* Begin *
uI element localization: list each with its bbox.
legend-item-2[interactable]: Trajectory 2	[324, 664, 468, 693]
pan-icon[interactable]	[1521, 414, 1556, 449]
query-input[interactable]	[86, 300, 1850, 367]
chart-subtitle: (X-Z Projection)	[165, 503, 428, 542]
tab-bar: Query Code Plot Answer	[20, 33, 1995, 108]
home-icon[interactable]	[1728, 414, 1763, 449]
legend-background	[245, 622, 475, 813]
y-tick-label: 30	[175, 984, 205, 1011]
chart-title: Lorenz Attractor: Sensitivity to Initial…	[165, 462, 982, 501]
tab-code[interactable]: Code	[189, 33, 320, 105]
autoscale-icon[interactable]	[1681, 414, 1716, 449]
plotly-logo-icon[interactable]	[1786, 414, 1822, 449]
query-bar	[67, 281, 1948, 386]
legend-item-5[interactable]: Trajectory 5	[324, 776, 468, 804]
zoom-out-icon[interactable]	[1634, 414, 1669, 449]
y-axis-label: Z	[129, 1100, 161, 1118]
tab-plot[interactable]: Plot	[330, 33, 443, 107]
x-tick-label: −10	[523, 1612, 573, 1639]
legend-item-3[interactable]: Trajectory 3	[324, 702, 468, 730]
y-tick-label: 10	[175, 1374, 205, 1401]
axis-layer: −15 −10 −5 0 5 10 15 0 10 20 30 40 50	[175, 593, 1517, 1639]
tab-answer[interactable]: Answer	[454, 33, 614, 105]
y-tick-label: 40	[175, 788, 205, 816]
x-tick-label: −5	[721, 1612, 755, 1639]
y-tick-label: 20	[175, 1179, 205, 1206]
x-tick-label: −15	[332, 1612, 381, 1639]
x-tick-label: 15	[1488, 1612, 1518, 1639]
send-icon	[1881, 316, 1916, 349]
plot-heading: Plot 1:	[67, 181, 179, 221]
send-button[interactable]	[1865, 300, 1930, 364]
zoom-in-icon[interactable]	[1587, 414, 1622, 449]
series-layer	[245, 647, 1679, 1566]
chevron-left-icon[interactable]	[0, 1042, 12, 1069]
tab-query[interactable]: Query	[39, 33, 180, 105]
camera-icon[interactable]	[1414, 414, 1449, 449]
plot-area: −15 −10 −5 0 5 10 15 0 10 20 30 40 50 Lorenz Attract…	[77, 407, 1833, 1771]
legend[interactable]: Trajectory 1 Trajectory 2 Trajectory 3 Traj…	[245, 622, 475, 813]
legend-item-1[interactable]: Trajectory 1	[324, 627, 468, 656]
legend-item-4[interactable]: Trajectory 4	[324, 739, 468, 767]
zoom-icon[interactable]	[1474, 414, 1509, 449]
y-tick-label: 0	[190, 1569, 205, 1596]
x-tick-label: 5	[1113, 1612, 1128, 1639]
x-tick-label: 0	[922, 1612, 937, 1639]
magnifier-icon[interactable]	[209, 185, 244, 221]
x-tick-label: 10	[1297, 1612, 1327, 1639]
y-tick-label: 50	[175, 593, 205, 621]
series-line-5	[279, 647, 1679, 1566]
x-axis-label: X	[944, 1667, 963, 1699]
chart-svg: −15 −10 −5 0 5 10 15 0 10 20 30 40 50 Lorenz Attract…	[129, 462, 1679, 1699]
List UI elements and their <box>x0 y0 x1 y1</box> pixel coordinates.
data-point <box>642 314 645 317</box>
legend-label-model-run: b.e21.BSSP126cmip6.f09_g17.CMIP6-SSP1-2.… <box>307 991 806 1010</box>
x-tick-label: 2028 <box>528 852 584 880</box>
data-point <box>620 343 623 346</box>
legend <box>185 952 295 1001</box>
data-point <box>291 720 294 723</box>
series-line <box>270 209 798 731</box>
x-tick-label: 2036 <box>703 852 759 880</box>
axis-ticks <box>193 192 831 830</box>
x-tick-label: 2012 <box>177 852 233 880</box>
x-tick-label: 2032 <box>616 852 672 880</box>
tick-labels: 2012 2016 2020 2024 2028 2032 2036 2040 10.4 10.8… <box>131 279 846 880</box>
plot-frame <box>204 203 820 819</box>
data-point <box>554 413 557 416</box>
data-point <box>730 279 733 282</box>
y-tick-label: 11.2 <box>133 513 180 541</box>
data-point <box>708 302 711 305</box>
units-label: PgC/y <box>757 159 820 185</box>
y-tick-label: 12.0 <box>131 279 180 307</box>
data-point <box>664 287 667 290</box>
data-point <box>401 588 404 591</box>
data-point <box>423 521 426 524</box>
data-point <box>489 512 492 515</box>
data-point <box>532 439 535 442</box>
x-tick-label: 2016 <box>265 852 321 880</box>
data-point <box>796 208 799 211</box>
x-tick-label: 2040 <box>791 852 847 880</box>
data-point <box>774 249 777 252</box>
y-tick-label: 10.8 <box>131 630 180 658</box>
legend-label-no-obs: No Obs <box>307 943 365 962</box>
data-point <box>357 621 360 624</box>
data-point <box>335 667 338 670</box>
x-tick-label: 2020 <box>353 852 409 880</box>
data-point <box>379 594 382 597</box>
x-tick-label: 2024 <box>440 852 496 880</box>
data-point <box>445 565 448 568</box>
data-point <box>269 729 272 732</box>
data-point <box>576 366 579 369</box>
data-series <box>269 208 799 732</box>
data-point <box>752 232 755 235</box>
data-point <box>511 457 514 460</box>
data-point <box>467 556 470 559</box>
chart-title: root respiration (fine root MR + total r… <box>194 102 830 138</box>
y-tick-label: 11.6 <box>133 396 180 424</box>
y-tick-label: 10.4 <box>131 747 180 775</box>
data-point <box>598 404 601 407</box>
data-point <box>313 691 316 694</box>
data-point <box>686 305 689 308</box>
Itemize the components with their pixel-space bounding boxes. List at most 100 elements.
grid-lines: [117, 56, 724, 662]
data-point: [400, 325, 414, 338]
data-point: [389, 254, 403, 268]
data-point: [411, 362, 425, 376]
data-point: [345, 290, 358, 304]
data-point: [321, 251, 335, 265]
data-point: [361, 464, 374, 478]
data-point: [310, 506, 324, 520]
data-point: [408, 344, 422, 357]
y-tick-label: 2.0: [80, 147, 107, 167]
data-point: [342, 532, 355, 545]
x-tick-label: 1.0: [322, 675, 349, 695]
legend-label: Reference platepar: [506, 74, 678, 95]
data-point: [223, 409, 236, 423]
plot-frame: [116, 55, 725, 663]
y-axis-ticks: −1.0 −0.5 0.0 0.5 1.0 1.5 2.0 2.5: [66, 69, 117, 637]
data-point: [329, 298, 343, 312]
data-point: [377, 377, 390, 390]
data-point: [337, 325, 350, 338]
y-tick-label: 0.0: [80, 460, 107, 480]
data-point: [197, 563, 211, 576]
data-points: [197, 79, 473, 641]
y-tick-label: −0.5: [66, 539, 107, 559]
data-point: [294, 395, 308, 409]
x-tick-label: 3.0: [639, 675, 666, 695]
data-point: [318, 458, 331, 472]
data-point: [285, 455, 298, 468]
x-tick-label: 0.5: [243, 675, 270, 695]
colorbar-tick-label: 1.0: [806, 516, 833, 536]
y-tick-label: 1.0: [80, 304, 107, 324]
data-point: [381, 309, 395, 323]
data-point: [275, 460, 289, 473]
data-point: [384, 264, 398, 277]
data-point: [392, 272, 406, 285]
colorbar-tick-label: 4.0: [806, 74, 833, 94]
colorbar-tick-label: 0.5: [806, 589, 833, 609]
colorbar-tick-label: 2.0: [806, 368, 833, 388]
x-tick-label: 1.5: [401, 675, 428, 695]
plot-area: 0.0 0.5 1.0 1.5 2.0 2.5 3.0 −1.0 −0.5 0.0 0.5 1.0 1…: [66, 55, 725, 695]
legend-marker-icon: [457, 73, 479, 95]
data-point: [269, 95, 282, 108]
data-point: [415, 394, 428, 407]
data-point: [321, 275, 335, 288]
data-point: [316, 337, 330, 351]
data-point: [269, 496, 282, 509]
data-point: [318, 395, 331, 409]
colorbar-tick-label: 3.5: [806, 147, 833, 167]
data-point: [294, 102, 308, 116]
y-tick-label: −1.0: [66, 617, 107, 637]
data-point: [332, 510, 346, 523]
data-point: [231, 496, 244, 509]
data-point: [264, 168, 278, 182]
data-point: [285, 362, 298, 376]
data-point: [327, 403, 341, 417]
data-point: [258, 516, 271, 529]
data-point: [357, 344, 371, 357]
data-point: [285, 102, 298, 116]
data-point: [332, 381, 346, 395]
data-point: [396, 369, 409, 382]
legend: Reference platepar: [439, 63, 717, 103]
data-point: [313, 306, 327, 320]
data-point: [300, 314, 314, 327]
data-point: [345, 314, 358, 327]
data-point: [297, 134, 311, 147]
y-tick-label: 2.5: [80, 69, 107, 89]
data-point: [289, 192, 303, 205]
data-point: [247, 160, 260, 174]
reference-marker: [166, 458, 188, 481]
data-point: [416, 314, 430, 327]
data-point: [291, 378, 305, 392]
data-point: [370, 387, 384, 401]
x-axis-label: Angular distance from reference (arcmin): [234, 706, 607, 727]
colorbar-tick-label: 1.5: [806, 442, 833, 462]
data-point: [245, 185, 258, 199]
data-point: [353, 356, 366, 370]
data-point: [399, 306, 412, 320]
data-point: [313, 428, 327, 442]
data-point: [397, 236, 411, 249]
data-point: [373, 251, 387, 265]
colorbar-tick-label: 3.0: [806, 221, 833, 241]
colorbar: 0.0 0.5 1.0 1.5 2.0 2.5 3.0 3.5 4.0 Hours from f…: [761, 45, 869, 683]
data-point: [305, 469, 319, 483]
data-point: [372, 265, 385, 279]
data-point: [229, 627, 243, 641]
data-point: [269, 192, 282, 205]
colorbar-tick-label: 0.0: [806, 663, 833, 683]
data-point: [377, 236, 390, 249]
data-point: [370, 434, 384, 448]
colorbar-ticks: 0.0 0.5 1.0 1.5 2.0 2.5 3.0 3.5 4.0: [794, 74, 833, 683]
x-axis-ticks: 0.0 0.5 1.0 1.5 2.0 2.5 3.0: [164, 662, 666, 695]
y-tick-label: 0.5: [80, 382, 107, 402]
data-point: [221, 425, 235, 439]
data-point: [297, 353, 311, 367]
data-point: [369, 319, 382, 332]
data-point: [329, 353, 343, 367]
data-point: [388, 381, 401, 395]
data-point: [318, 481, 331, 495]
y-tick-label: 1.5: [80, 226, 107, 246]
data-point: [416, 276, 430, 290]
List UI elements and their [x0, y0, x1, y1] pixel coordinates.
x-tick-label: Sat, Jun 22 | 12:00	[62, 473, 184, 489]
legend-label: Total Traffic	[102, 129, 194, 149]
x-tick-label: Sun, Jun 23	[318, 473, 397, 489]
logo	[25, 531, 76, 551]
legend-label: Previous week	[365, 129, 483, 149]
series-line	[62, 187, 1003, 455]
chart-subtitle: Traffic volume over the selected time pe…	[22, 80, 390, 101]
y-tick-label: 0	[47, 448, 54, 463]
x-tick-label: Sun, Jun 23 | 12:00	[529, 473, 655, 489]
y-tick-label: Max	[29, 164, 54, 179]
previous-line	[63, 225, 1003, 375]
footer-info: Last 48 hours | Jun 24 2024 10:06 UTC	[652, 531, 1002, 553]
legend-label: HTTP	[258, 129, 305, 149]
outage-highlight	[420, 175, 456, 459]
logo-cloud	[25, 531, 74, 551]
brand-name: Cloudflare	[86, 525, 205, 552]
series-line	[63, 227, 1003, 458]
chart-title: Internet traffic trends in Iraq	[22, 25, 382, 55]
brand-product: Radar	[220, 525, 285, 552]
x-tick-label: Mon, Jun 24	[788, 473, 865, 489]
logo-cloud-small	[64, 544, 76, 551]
* End *
Show every line of the records that contains the string "brand". Case counts.

### RESULT
brand-name: Cloudflare	[86, 525, 205, 552]
brand-product: Radar	[220, 525, 285, 552]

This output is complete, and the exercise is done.